* Stated exercise *
Repeat all of the material below exactly as written, images excluded.

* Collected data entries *
━━━━

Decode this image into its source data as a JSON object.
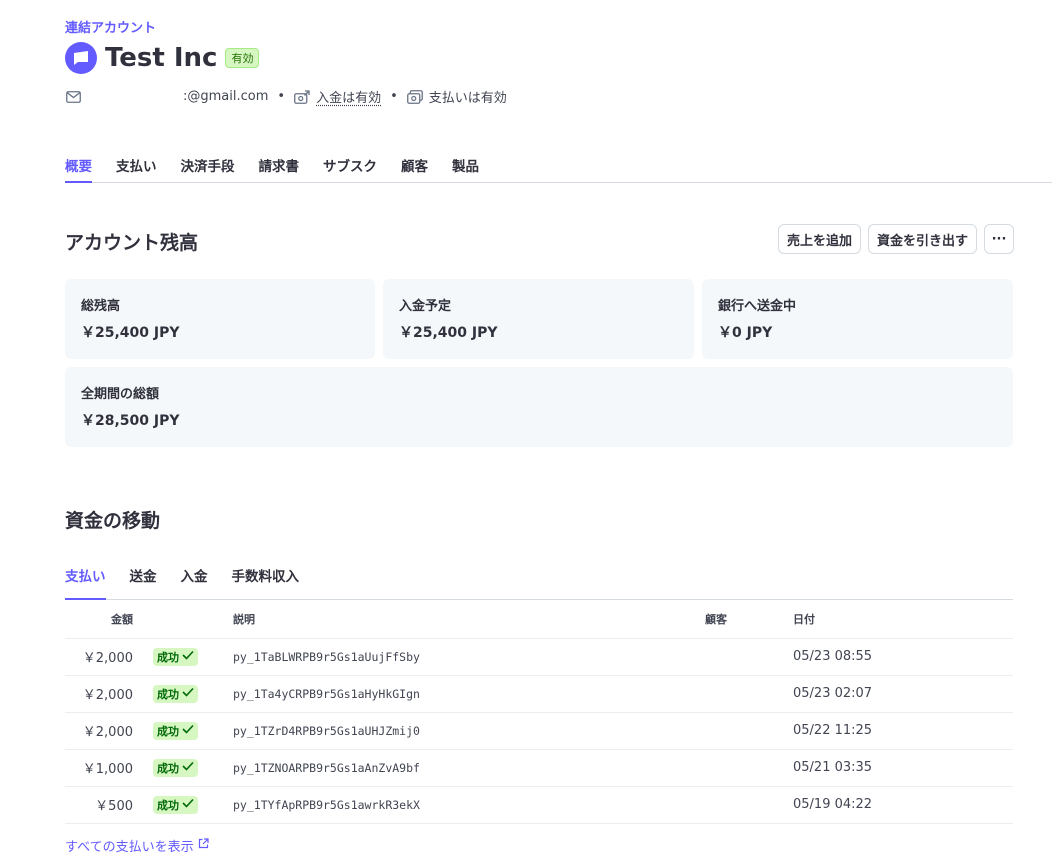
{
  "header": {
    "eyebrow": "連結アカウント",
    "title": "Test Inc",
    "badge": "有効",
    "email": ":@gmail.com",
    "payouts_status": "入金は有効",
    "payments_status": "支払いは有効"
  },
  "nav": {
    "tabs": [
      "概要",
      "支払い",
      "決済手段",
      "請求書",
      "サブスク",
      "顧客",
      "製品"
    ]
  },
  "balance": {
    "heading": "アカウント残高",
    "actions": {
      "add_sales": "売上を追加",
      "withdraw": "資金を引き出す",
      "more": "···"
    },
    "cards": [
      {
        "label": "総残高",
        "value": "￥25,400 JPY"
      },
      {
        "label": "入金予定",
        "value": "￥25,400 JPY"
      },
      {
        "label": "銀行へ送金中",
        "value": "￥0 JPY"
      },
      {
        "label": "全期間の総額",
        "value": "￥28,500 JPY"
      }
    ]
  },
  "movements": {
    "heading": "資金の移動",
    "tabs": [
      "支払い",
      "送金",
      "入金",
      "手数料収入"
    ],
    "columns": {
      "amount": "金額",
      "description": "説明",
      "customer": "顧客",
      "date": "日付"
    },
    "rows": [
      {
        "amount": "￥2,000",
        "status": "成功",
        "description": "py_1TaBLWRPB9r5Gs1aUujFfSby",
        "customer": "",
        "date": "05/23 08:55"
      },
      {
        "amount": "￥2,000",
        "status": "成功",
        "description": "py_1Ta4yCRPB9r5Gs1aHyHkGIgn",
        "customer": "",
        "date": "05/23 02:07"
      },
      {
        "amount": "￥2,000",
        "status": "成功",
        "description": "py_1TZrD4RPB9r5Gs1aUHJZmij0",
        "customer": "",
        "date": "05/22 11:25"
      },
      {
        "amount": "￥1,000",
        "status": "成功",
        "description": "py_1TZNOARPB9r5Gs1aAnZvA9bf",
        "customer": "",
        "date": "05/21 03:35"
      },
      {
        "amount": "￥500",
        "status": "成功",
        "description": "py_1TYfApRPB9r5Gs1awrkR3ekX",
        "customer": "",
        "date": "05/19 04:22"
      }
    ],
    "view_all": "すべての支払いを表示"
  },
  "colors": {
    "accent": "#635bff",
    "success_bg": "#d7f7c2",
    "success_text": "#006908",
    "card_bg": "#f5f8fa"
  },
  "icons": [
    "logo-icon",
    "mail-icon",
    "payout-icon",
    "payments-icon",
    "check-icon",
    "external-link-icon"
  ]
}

━━━━

* Solution for this exercise *
Decode this image into its source data as a JSON object.
{
  "header": {
    "eyebrow": "連結アカウント",
    "title": "Test Inc",
    "badge": "有効",
    "email": ":@gmail.com",
    "payouts_status": "入金は有効",
    "payments_status": "支払いは有効"
  },
  "nav": {
    "tabs": [
      "概要",
      "支払い",
      "決済手段",
      "請求書",
      "サブスク",
      "顧客",
      "製品"
    ]
  },
  "balance": {
    "heading": "アカウント残高",
    "actions": {
      "add_sales": "売上を追加",
      "withdraw": "資金を引き出す",
      "more": "···"
    },
    "cards": [
      {
        "label": "総残高",
        "value": "￥25,400 JPY"
      },
      {
        "label": "入金予定",
        "value": "￥25,400 JPY"
      },
      {
        "label": "銀行へ送金中",
        "value": "￥0 JPY"
      },
      {
        "label": "全期間の総額",
        "value": "￥28,500 JPY"
      }
    ]
  },
  "movements": {
    "heading": "資金の移動",
    "tabs": [
      "支払い",
      "送金",
      "入金",
      "手数料収入"
    ],
    "columns": {
      "amount": "金額",
      "description": "説明",
      "customer": "顧客",
      "date": "日付"
    },
    "rows": [
      {
        "amount": "￥2,000",
        "status": "成功",
        "description": "py_1TaBLWRPB9r5Gs1aUujFfSby",
        "customer": "",
        "date": "05/23 08:55"
      },
      {
        "amount": "￥2,000",
        "status": "成功",
        "description": "py_1Ta4yCRPB9r5Gs1aHyHkGIgn",
        "customer": "",
        "date": "05/23 02:07"
      },
      {
        "amount": "￥2,000",
        "status": "成功",
        "description": "py_1TZrD4RPB9r5Gs1aUHJZmij0",
        "customer": "",
        "date": "05/22 11:25"
      },
      {
        "amount": "￥1,000",
        "status": "成功",
        "description": "py_1TZNOARPB9r5Gs1aAnZvA9bf",
        "customer": "",
        "date": "05/21 03:35"
      },
      {
        "amount": "￥500",
        "status": "成功",
        "description": "py_1TYfApRPB9r5Gs1awrkR3ekX",
        "customer": "",
        "date": "05/19 04:22"
      }
    ],
    "view_all": "すべての支払いを表示"
  },
  "colors": {
    "accent": "#635bff",
    "success_bg": "#d7f7c2",
    "success_text": "#006908",
    "card_bg": "#f5f8fa"
  },
  "icons": [
    "logo-icon",
    "mail-icon",
    "payout-icon",
    "payments-icon",
    "check-icon",
    "external-link-icon"
  ]
}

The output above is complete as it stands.